### Task prompt
Pick out each line containing the string "Время" and copy it.

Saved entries
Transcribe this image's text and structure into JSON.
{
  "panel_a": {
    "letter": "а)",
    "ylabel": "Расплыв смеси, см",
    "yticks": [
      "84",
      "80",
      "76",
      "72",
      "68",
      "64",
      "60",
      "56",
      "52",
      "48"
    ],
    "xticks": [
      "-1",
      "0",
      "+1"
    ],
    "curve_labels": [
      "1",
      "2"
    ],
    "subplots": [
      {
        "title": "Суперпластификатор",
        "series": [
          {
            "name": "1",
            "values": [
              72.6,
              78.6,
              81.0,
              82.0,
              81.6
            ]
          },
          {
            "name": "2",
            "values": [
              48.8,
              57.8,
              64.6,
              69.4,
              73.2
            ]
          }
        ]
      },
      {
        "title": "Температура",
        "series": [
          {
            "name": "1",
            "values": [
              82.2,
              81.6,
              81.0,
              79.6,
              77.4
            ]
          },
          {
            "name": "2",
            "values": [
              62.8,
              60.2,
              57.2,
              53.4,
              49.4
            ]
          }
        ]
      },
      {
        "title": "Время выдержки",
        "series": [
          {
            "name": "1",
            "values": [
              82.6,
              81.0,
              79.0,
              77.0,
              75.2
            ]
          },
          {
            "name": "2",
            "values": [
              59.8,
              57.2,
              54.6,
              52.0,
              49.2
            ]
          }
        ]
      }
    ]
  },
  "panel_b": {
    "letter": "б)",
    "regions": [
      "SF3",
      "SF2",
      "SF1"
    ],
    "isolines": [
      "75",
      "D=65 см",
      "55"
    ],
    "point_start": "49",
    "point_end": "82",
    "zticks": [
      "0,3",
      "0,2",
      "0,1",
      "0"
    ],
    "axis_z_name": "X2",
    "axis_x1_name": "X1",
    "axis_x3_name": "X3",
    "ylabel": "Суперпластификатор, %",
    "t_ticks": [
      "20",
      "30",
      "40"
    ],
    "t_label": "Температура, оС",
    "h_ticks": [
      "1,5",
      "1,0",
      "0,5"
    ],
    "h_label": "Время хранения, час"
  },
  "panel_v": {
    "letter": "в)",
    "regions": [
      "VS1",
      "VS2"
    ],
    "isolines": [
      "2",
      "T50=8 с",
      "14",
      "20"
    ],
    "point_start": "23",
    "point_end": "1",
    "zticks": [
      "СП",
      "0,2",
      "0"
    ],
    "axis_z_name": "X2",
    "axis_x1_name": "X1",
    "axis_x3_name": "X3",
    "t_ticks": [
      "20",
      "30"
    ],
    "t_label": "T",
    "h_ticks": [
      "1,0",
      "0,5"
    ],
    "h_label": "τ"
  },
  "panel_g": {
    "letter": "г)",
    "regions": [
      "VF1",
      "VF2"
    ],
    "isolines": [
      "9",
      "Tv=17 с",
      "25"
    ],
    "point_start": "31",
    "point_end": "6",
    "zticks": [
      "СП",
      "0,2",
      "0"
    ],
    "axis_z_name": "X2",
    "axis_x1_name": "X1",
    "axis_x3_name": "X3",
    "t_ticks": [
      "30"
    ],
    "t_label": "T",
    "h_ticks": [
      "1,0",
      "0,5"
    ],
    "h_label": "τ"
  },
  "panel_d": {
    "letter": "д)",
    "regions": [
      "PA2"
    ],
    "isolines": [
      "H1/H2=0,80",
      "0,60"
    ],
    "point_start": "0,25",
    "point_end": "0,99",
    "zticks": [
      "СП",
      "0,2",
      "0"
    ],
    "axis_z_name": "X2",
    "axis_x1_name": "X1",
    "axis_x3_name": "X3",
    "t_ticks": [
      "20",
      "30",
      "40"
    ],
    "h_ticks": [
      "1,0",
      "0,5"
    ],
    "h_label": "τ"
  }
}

### In response
        "title": "Время выдержки",
    "h_label": "Время хранения, час"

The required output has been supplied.